#### What is needed:
Without the pictures, set down every line of the data exactly.

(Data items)
* begin *

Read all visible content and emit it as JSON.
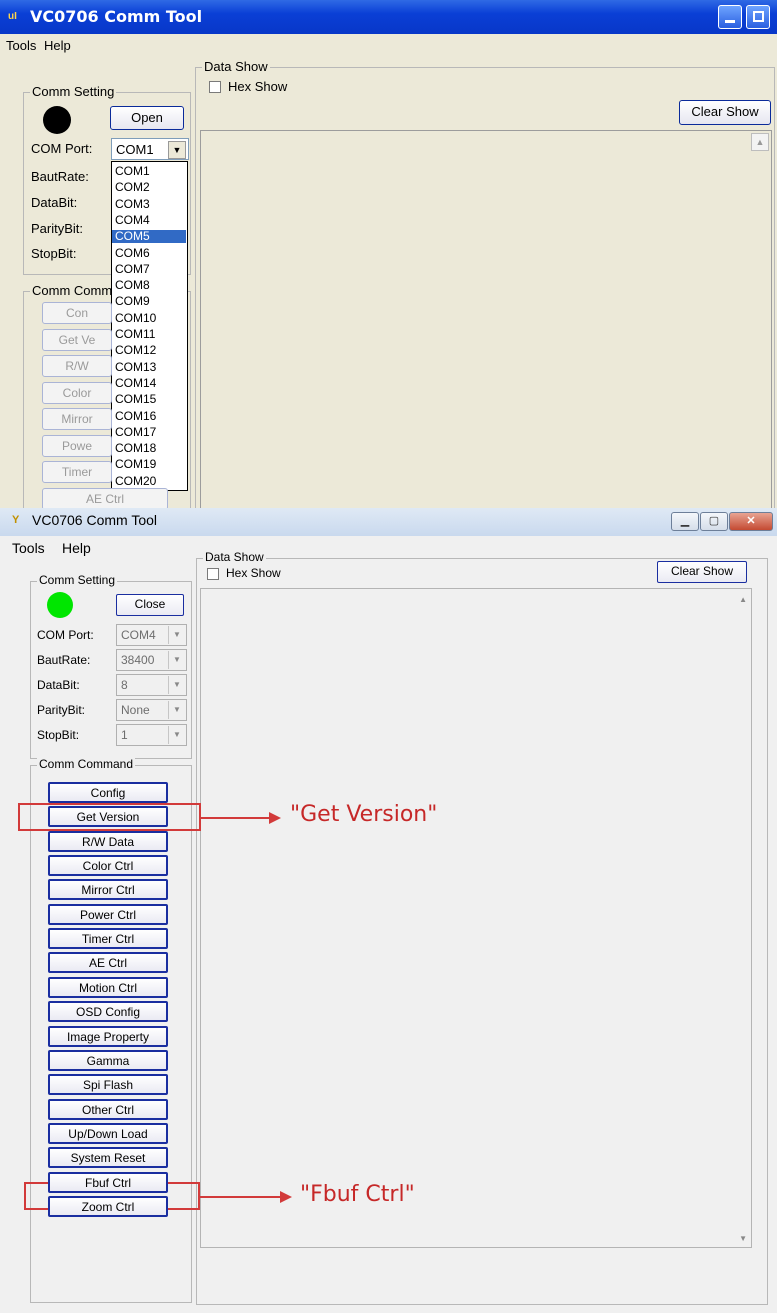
{
  "window1": {
    "title": "VC0706 Comm Tool",
    "app_icon": "uI",
    "menu": [
      "Tools",
      "Help"
    ],
    "comm_setting": {
      "label": "Comm Setting",
      "status_color": "#000000",
      "open_button": "Open",
      "fields": [
        {
          "label": "COM Port:",
          "value": "COM1"
        },
        {
          "label": "BautRate:"
        },
        {
          "label": "DataBit:"
        },
        {
          "label": "ParityBit:"
        },
        {
          "label": "StopBit:"
        }
      ],
      "dropdown_options": [
        "COM1",
        "COM2",
        "COM3",
        "COM4",
        "COM5",
        "COM6",
        "COM7",
        "COM8",
        "COM9",
        "COM10",
        "COM11",
        "COM12",
        "COM13",
        "COM14",
        "COM15",
        "COM16",
        "COM17",
        "COM18",
        "COM19",
        "COM20"
      ],
      "dropdown_selected": "COM5"
    },
    "comm_command": {
      "label": "Comm Comm",
      "buttons_visible": [
        "Con",
        "Get Ve",
        "R/W",
        "Color",
        "Mirror",
        "Powe",
        "Timer",
        "AE Ctrl"
      ]
    },
    "data_show": {
      "label": "Data Show",
      "hex_show_label": "Hex Show",
      "hex_show_checked": false,
      "clear_button": "Clear Show"
    }
  },
  "window2": {
    "title": "VC0706 Comm Tool",
    "app_icon": "Y",
    "menu": [
      "Tools",
      "Help"
    ],
    "comm_setting": {
      "label": "Comm Setting",
      "status_color": "#00e600",
      "close_button": "Close",
      "fields": [
        {
          "label": "COM Port:",
          "value": "COM4"
        },
        {
          "label": "BautRate:",
          "value": "38400"
        },
        {
          "label": "DataBit:",
          "value": "8"
        },
        {
          "label": "ParityBit:",
          "value": "None"
        },
        {
          "label": "StopBit:",
          "value": "1"
        }
      ]
    },
    "comm_command": {
      "label": "Comm Command",
      "buttons": [
        "Config",
        "Get Version",
        "R/W Data",
        "Color Ctrl",
        "Mirror Ctrl",
        "Power Ctrl",
        "Timer Ctrl",
        "AE Ctrl",
        "Motion Ctrl",
        "OSD Config",
        "Image Property",
        "Gamma",
        "Spi Flash",
        "Other Ctrl",
        "Up/Down Load",
        "System Reset",
        "Fbuf Ctrl",
        "Zoom Ctrl"
      ]
    },
    "data_show": {
      "label": "Data Show",
      "hex_show_label": "Hex Show",
      "hex_show_checked": false,
      "clear_button": "Clear Show"
    },
    "annotations": [
      "\"Get Version\"",
      "\"Fbuf Ctrl\""
    ],
    "annotation_color": "#d23a3a"
  }
}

* end *

#### Problem solution:
Read all visible content and emit it as JSON.
{
  "window1": {
    "title": "VC0706 Comm Tool",
    "app_icon": "uI",
    "menu": [
      "Tools",
      "Help"
    ],
    "comm_setting": {
      "label": "Comm Setting",
      "status_color": "#000000",
      "open_button": "Open",
      "fields": [
        {
          "label": "COM Port:",
          "value": "COM1"
        },
        {
          "label": "BautRate:"
        },
        {
          "label": "DataBit:"
        },
        {
          "label": "ParityBit:"
        },
        {
          "label": "StopBit:"
        }
      ],
      "dropdown_options": [
        "COM1",
        "COM2",
        "COM3",
        "COM4",
        "COM5",
        "COM6",
        "COM7",
        "COM8",
        "COM9",
        "COM10",
        "COM11",
        "COM12",
        "COM13",
        "COM14",
        "COM15",
        "COM16",
        "COM17",
        "COM18",
        "COM19",
        "COM20"
      ],
      "dropdown_selected": "COM5"
    },
    "comm_command": {
      "label": "Comm Comm",
      "buttons_visible": [
        "Con",
        "Get Ve",
        "R/W",
        "Color",
        "Mirror",
        "Powe",
        "Timer",
        "AE Ctrl"
      ]
    },
    "data_show": {
      "label": "Data Show",
      "hex_show_label": "Hex Show",
      "hex_show_checked": false,
      "clear_button": "Clear Show"
    }
  },
  "window2": {
    "title": "VC0706 Comm Tool",
    "app_icon": "Y",
    "menu": [
      "Tools",
      "Help"
    ],
    "comm_setting": {
      "label": "Comm Setting",
      "status_color": "#00e600",
      "close_button": "Close",
      "fields": [
        {
          "label": "COM Port:",
          "value": "COM4"
        },
        {
          "label": "BautRate:",
          "value": "38400"
        },
        {
          "label": "DataBit:",
          "value": "8"
        },
        {
          "label": "ParityBit:",
          "value": "None"
        },
        {
          "label": "StopBit:",
          "value": "1"
        }
      ]
    },
    "comm_command": {
      "label": "Comm Command",
      "buttons": [
        "Config",
        "Get Version",
        "R/W Data",
        "Color Ctrl",
        "Mirror Ctrl",
        "Power Ctrl",
        "Timer Ctrl",
        "AE Ctrl",
        "Motion Ctrl",
        "OSD Config",
        "Image Property",
        "Gamma",
        "Spi Flash",
        "Other Ctrl",
        "Up/Down Load",
        "System Reset",
        "Fbuf Ctrl",
        "Zoom Ctrl"
      ]
    },
    "data_show": {
      "label": "Data Show",
      "hex_show_label": "Hex Show",
      "hex_show_checked": false,
      "clear_button": "Clear Show"
    },
    "annotations": [
      "\"Get Version\"",
      "\"Fbuf Ctrl\""
    ],
    "annotation_color": "#d23a3a"
  }
}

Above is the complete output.